---------- Supplied material

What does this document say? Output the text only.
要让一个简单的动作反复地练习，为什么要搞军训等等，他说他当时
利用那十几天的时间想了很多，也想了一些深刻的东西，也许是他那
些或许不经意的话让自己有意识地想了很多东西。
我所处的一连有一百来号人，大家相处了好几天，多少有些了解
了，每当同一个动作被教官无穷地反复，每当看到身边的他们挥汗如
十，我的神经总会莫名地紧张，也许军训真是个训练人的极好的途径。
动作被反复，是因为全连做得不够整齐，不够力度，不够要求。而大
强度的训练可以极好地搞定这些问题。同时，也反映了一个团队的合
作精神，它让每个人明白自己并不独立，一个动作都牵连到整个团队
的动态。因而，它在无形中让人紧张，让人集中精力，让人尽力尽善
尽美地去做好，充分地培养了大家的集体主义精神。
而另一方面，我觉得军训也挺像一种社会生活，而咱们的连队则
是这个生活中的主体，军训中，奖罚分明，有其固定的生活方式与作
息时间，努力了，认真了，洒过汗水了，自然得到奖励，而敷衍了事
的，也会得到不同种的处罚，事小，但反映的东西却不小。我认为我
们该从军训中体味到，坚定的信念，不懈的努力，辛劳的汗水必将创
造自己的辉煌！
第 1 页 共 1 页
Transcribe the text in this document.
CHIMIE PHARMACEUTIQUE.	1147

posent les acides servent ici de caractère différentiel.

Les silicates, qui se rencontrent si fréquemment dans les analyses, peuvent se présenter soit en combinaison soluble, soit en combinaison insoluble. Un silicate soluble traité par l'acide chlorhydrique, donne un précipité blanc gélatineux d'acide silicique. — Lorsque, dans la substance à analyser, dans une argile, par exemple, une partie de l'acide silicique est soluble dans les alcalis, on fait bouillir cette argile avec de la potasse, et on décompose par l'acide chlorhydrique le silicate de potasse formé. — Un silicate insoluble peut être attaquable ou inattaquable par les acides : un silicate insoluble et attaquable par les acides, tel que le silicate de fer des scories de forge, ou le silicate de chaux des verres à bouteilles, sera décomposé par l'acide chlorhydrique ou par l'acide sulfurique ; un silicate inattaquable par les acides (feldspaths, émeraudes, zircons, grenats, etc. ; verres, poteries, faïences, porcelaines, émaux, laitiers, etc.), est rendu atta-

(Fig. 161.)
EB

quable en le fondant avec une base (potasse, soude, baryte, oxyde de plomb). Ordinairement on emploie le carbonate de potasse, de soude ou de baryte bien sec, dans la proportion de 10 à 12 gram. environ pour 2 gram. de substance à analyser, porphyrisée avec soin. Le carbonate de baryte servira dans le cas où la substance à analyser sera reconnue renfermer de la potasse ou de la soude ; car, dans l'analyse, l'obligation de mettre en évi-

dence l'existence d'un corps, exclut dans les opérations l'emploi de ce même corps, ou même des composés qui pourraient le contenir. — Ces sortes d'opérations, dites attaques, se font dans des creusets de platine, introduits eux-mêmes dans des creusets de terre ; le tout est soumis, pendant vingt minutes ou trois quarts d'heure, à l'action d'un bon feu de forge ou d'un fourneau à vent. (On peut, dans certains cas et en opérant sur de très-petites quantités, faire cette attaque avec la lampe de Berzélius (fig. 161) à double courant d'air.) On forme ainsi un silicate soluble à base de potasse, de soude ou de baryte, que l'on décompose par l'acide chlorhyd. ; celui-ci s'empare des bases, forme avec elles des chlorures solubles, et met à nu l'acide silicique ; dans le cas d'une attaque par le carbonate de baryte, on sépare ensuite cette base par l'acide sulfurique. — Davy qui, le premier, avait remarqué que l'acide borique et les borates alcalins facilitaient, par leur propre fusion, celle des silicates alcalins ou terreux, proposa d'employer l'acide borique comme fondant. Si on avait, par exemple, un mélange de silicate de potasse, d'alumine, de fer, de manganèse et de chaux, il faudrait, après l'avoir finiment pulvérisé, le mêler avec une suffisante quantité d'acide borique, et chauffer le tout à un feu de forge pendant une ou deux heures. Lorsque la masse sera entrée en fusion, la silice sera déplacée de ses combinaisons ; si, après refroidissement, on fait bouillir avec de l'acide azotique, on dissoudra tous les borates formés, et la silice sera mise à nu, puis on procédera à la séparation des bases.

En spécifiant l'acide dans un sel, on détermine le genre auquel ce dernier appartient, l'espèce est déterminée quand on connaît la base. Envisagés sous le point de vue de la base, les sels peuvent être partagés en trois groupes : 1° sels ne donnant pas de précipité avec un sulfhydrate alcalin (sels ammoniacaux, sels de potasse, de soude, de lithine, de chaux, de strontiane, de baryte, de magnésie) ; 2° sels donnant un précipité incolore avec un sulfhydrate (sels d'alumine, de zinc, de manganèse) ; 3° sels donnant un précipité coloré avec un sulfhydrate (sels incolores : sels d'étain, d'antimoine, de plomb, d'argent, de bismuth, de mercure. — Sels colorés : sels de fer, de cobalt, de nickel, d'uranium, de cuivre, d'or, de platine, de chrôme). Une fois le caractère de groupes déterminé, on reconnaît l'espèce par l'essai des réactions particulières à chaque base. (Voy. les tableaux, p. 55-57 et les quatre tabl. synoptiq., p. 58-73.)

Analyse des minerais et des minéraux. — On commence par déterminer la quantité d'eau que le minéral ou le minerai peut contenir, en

--------------------

■ What to work on: Take every line from the data that contains the word "caractère".

■ Full answer:
posent les acides servent ici de caractère différentiel.
En spécifiant l'acide dans un sel, on détermine le genre auquel ce dernier appartient, l'espèce est déterminée quand on connaît la base. Envisagés sous le point de vue de la base, les sels peuvent être partagés en trois groupes : 1° sels ne donnant pas de précipité avec un sulfhydrate alcalin (sels ammoniacaux, sels de potasse, de soude, de lithine, de chaux, de strontiane, de baryte, de magnésie) ; 2° sels donnant un précipité incolore avec un sulfhydrate (sels d'alumine, de zinc, de manganèse) ; 3° sels donnant un précipité coloré avec un sulfhydrate (sels incolores : sels d'étain, d'antimoine, de plomb, d'argent, de bismuth, de mercure. — Sels colorés : sels de fer, de cobalt, de nickel, d'uranium, de cuivre, d'or, de platine, de chrôme). Une fois le caractère de groupes déterminé, on reconnaît l'espèce par l'essai des réactions particulières à chaque base. (Voy. les tableaux, p. 55-57 et les quatre tabl. synoptiq., p. 58-73.)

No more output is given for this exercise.